## Short exercise
Copy the data word for word, starting at its first line and stopping after the line that contains "sizing-table: SIZES XS".

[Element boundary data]

========

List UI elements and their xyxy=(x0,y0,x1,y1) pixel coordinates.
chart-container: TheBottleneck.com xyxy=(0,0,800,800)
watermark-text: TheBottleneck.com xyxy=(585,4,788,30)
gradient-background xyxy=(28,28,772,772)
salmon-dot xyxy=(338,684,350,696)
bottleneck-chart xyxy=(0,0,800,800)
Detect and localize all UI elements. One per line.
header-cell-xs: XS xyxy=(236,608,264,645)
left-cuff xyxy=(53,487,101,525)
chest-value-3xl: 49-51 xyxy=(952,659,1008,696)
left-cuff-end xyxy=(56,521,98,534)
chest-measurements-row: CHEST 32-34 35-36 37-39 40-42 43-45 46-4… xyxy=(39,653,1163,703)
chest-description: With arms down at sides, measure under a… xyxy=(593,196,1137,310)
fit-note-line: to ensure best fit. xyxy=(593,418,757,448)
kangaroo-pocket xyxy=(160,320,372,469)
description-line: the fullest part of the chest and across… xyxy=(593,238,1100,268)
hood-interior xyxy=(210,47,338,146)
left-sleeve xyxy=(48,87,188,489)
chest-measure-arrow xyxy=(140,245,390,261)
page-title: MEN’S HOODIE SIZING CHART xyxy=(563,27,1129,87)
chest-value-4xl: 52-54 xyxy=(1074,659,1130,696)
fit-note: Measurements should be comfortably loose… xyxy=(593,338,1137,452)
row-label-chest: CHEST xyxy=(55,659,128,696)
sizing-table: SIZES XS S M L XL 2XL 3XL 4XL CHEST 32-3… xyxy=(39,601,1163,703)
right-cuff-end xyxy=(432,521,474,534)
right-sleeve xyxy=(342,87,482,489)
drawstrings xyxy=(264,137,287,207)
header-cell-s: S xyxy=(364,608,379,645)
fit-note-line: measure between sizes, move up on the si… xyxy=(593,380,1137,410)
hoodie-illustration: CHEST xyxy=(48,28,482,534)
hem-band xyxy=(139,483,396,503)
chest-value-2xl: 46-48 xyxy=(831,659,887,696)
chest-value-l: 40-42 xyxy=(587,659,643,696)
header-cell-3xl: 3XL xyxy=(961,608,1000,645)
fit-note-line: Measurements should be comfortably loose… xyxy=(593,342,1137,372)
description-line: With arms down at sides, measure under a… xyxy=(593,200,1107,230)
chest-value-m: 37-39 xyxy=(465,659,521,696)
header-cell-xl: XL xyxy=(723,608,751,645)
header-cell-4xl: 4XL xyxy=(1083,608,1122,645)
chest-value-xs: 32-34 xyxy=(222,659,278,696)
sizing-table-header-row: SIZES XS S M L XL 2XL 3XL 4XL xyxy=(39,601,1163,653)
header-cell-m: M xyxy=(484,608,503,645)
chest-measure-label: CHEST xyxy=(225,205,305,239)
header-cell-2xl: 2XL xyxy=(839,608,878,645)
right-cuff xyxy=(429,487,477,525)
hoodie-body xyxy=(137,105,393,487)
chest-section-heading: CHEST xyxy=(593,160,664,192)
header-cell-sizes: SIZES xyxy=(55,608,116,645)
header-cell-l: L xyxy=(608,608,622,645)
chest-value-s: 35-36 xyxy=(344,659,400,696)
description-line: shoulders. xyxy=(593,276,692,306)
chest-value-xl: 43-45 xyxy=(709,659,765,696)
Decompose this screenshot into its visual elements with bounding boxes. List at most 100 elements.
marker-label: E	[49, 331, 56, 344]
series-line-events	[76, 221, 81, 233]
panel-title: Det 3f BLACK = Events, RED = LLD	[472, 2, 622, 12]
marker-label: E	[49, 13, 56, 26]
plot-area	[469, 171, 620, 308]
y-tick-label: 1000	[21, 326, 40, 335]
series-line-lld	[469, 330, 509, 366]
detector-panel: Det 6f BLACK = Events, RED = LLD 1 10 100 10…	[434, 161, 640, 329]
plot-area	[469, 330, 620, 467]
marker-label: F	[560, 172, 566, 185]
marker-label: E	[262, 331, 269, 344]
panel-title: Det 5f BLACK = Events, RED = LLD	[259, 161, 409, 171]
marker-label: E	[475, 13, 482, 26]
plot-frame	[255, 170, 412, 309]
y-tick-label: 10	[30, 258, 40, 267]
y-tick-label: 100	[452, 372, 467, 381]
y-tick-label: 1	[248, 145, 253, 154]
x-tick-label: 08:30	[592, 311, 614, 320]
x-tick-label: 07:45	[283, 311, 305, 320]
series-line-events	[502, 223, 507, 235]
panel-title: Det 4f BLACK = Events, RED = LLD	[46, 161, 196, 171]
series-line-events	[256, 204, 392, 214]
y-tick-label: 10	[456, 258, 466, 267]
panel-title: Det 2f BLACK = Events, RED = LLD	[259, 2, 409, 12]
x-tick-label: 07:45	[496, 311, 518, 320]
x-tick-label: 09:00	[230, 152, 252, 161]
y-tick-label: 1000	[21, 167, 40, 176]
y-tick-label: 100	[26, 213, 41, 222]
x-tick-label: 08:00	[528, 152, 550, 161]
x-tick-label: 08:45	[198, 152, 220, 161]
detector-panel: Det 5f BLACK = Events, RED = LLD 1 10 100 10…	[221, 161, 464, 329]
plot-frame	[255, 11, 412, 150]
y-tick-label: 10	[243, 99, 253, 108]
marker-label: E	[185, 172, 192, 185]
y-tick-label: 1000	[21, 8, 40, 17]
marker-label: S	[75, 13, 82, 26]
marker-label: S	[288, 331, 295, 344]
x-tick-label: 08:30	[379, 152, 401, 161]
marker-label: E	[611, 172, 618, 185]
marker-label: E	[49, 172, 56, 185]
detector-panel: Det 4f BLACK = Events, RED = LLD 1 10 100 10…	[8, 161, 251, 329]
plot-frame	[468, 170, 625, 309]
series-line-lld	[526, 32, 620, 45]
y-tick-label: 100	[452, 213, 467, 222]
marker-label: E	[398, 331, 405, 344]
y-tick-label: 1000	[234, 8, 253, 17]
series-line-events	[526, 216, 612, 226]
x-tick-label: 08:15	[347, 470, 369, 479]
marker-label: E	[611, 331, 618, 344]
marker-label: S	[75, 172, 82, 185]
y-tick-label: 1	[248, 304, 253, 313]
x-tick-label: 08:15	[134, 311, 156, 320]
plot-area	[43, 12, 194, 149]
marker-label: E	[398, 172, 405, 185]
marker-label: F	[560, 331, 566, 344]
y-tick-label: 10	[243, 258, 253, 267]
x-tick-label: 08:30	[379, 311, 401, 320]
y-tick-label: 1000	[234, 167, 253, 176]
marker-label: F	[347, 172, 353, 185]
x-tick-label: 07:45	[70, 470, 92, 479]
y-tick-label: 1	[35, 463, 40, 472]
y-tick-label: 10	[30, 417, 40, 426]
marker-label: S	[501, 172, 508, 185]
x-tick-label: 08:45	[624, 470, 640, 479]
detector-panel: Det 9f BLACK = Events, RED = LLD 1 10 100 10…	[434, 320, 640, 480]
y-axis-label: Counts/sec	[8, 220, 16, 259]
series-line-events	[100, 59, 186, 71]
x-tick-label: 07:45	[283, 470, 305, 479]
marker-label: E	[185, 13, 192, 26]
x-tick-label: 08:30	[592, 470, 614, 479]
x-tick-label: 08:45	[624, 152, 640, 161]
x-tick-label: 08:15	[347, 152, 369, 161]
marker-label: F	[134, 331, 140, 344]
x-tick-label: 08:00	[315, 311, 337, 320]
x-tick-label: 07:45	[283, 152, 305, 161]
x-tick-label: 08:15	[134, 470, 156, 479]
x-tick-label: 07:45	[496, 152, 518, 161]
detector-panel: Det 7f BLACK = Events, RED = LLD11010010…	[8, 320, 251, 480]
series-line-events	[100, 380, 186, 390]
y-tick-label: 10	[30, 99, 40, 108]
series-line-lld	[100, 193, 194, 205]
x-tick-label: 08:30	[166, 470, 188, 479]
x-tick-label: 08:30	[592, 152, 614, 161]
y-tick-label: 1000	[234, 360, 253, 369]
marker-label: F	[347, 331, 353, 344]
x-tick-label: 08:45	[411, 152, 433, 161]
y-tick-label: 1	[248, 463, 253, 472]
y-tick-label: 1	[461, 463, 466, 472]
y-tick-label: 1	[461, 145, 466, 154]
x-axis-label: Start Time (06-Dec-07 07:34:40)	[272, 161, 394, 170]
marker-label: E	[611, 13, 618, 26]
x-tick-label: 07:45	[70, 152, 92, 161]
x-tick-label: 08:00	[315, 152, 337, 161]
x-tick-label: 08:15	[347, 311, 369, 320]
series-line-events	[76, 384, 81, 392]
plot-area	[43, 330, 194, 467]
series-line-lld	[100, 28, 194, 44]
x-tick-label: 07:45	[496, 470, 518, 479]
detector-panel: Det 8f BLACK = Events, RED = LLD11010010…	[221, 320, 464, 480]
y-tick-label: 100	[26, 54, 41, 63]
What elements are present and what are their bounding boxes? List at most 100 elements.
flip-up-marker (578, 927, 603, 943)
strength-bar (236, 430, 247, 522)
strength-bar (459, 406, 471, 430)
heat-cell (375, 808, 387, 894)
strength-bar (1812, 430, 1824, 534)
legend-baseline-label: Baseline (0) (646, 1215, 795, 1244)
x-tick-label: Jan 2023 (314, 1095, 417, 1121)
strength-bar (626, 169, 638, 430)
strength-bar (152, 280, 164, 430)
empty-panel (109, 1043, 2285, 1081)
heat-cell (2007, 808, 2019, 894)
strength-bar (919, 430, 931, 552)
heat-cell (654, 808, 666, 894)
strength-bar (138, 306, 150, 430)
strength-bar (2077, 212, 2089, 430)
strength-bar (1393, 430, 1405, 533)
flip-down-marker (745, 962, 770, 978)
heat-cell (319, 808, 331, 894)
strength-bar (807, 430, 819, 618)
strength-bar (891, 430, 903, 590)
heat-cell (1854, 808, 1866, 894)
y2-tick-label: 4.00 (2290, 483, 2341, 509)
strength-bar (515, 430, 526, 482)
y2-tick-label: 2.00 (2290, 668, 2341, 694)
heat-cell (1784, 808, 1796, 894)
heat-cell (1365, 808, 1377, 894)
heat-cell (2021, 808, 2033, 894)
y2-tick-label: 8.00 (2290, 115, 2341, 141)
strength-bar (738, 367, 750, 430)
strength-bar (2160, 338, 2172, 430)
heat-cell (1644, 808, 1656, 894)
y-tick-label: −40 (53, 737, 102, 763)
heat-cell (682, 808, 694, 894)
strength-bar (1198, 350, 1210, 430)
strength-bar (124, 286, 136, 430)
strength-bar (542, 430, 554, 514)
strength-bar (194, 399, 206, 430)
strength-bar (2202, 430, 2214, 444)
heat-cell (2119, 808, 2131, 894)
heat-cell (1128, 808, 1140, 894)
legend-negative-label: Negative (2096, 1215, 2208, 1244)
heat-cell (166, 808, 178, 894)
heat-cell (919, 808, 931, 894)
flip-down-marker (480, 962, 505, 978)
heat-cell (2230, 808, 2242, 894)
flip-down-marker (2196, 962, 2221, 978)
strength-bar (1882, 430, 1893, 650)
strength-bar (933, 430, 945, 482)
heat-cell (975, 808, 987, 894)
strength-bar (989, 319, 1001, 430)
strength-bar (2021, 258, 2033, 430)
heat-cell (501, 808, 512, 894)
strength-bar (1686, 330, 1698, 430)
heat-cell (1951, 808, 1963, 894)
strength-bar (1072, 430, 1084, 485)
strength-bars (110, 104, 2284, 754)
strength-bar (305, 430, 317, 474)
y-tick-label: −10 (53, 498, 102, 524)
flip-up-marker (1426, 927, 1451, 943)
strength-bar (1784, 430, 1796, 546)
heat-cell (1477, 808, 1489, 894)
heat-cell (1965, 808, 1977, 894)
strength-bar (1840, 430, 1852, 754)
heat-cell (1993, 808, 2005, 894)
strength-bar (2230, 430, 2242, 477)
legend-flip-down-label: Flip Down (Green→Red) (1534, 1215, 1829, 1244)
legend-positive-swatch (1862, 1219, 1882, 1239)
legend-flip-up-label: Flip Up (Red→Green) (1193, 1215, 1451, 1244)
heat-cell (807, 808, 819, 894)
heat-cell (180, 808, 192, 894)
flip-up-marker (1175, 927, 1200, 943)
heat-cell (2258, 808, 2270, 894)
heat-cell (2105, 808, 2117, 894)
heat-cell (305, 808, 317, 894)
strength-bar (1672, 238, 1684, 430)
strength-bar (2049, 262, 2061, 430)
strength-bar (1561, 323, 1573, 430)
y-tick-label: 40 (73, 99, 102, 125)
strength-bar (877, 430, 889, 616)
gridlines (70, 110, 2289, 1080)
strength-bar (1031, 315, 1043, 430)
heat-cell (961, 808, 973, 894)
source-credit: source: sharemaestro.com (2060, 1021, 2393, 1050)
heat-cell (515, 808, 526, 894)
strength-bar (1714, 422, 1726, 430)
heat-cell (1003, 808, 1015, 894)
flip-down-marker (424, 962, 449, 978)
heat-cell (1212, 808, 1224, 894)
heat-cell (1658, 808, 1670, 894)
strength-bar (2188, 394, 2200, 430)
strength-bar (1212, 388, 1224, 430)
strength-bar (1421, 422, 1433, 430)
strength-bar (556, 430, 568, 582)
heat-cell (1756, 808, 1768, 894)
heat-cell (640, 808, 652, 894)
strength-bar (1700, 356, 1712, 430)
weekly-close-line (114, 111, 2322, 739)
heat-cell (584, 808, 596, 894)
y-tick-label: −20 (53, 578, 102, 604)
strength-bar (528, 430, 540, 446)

========

## Solution for this task
List UI elements and their xyxy=(x0,y0,x1,y1) pixel coordinates.
chart-container: TheBottleneck.com xyxy=(0,0,800,800)
watermark-text: TheBottleneck.com xyxy=(585,4,788,30)
gradient-background xyxy=(28,28,772,772)
salmon-dot xyxy=(338,684,350,696)
bottleneck-chart xyxy=(0,0,800,800)
Detect and localize all UI elements. One per line.
header-cell-xs: XS xyxy=(236,608,264,645)
left-cuff xyxy=(53,487,101,525)
chest-value-3xl: 49-51 xyxy=(952,659,1008,696)
left-cuff-end xyxy=(56,521,98,534)
chest-measurements-row: CHEST 32-34 35-36 37-39 40-42 43-45 46-4… xyxy=(39,653,1163,703)
chest-description: With arms down at sides, measure under a… xyxy=(593,196,1137,310)
fit-note-line: to ensure best fit. xyxy=(593,418,757,448)
kangaroo-pocket xyxy=(160,320,372,469)
description-line: the fullest part of the chest and across… xyxy=(593,238,1100,268)
hood-interior xyxy=(210,47,338,146)
left-sleeve xyxy=(48,87,188,489)
chest-measure-arrow xyxy=(140,245,390,261)
page-title: MEN’S HOODIE SIZING CHART xyxy=(563,27,1129,87)
chest-value-4xl: 52-54 xyxy=(1074,659,1130,696)
fit-note: Measurements should be comfortably loose… xyxy=(593,338,1137,452)
row-label-chest: CHEST xyxy=(55,659,128,696)
sizing-table: SIZES XS S M L XL 2XL 3XL 4XL CHEST 32-3… xyxy=(39,601,1163,703)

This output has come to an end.